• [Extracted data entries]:
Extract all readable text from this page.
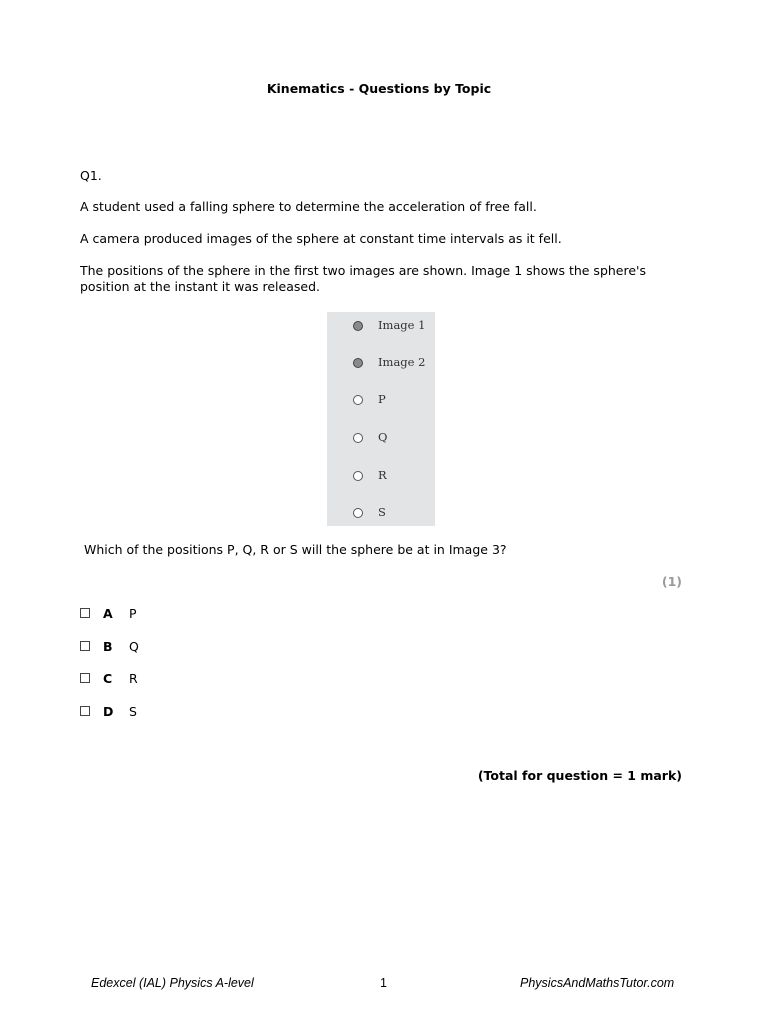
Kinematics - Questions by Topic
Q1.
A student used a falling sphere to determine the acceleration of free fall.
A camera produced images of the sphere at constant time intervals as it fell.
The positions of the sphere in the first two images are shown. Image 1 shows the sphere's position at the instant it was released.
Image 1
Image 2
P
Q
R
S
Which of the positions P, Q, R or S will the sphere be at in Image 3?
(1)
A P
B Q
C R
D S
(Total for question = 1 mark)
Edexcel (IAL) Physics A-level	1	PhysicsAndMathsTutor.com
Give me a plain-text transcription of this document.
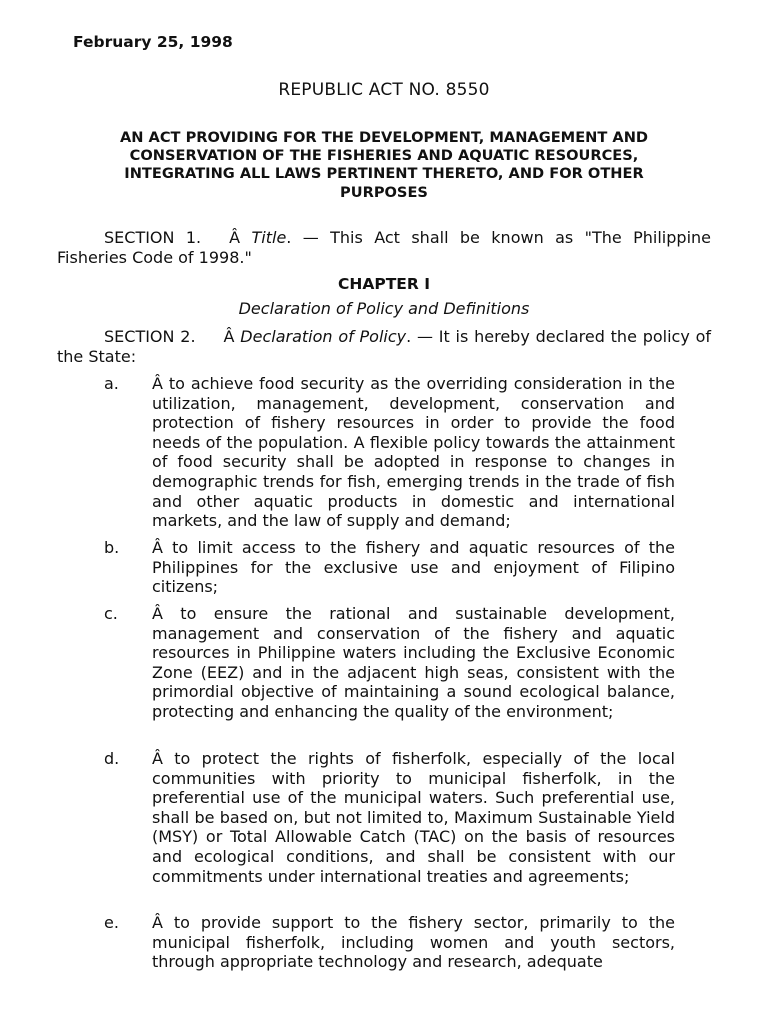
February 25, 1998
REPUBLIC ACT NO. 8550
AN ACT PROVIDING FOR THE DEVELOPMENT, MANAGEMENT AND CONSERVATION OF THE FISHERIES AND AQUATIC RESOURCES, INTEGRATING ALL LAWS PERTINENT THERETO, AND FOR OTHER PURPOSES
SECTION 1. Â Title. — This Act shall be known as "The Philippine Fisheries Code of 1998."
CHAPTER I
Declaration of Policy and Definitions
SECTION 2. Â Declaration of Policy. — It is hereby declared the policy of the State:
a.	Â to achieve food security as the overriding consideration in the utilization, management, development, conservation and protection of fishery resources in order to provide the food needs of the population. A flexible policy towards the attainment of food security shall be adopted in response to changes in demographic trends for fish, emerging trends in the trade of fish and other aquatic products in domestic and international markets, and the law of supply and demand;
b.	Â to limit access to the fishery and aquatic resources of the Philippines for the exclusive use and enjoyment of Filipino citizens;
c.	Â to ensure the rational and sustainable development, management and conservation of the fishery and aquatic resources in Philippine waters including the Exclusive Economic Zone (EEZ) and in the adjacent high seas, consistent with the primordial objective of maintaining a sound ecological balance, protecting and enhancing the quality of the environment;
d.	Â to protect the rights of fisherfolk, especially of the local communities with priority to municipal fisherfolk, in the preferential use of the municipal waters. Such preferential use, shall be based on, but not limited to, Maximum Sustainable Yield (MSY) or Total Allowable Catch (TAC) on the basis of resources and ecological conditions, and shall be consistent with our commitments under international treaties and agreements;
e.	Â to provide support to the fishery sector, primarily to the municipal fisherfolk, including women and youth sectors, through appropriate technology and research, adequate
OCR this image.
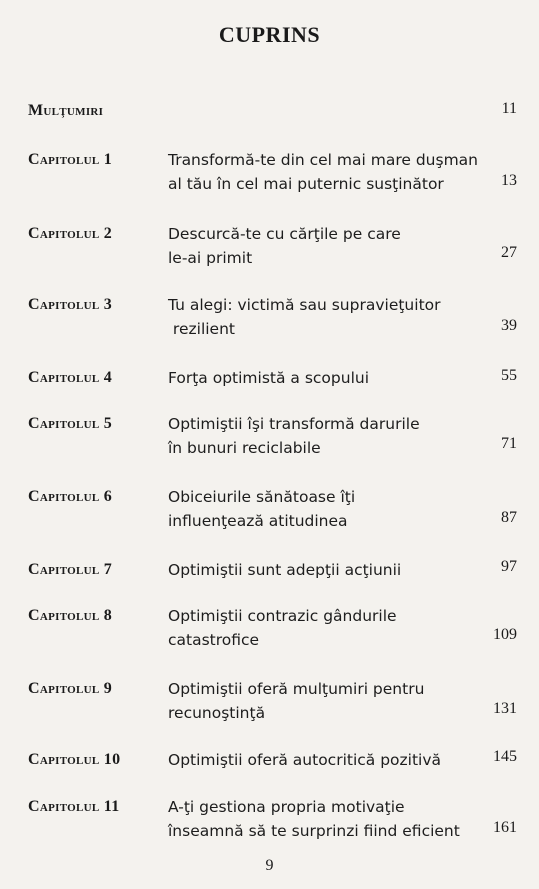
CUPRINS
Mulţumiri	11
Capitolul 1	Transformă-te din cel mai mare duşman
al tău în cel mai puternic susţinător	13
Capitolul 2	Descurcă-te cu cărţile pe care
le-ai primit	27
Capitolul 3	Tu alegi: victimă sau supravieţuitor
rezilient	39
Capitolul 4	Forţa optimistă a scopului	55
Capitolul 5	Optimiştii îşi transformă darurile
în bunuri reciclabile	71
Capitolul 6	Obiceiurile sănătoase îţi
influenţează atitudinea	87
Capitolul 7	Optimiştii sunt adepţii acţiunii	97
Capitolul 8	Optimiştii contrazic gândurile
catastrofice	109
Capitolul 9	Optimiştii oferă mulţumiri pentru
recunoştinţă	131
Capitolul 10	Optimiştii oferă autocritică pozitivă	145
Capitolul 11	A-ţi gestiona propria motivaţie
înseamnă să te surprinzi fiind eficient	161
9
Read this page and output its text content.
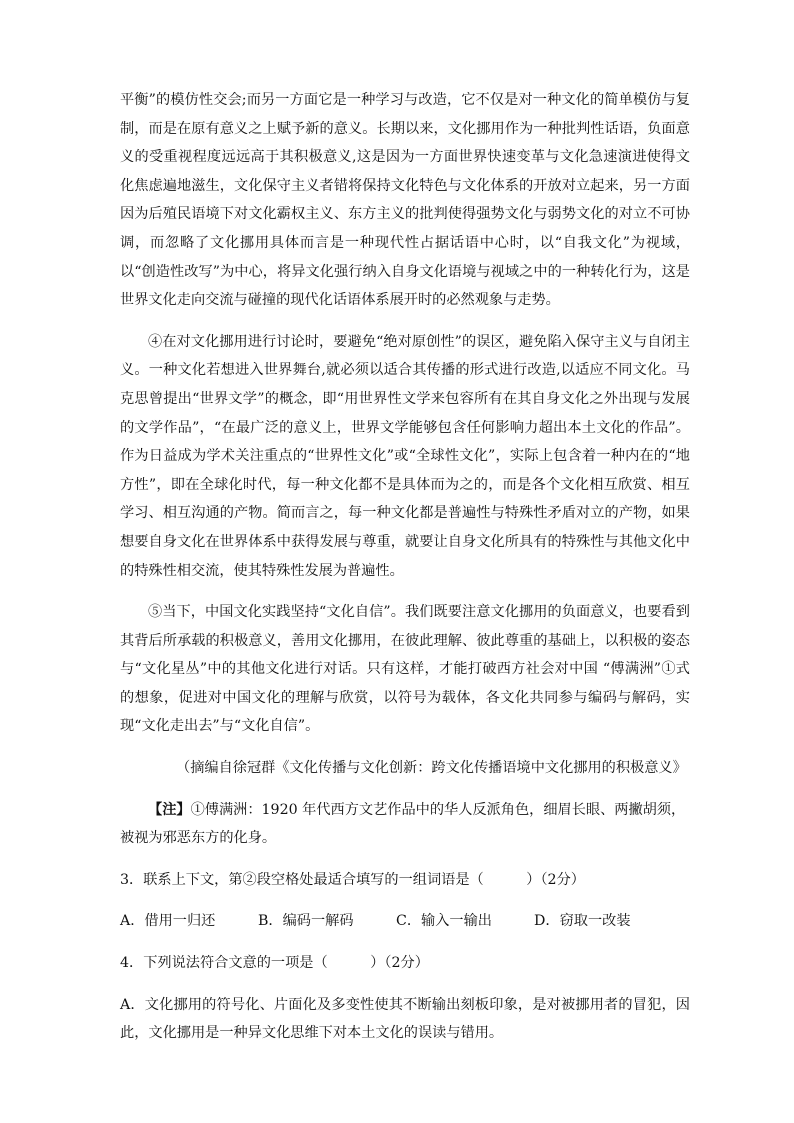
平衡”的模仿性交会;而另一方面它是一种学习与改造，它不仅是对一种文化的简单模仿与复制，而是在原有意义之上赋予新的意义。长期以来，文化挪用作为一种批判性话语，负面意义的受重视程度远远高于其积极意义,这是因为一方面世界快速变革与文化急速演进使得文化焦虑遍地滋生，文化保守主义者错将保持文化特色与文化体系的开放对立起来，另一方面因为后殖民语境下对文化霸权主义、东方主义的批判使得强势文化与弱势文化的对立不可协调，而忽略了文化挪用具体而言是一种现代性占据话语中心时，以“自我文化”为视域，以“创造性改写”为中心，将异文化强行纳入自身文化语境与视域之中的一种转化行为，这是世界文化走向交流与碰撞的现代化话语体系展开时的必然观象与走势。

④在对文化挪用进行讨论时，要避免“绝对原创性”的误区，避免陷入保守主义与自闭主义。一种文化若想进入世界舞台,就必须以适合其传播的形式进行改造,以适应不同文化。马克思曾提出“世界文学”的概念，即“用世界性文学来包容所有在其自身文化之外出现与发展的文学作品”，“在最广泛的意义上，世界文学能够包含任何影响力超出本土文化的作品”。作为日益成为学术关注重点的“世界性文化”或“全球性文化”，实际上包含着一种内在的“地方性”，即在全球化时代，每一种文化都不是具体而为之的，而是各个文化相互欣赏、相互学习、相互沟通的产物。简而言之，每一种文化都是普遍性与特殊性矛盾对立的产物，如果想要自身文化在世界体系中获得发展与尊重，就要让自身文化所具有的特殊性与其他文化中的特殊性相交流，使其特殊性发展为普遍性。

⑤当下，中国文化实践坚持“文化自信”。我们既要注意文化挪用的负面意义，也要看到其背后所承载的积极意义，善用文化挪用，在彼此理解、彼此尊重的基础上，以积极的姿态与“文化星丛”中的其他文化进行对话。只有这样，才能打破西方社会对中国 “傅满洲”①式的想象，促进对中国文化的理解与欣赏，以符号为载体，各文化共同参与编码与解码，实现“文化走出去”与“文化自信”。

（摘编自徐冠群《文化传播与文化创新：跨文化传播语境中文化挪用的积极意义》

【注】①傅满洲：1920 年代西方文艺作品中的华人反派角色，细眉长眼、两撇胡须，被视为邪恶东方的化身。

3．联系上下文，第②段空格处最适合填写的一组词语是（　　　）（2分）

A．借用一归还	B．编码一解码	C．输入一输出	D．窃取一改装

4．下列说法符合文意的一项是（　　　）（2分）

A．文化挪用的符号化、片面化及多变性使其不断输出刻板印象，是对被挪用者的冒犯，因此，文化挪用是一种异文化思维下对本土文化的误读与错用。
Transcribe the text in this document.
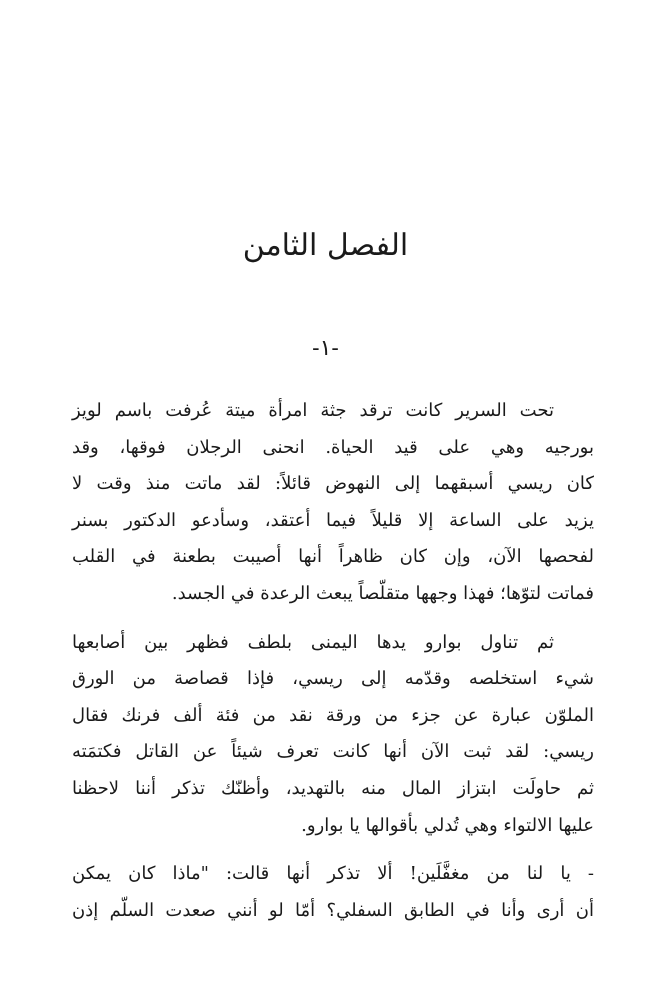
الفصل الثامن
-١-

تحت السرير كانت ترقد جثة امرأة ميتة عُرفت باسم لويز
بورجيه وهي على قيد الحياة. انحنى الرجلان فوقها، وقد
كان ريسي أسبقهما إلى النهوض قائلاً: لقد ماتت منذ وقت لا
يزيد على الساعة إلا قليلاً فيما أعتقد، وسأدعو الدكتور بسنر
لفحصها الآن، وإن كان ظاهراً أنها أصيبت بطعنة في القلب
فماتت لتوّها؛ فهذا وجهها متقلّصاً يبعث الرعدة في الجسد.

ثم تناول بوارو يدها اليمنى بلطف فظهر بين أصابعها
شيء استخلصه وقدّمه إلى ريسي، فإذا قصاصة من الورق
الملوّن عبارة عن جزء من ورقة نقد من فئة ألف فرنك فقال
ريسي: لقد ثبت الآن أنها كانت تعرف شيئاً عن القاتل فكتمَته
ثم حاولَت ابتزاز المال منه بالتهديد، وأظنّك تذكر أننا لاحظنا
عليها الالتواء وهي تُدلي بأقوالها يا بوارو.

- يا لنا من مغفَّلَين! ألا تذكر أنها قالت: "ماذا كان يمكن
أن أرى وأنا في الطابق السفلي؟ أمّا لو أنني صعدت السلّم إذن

• [Description of the task]:
Filter the records above for lines containing the word "positions", and copy those lines.

• [Full response]:
The positions of the sphere in the first two images are shown. Image 1 shows the sphere's position at the instant it was released.
Which of the positions P, Q, R or S will the sphere be at in Image 3?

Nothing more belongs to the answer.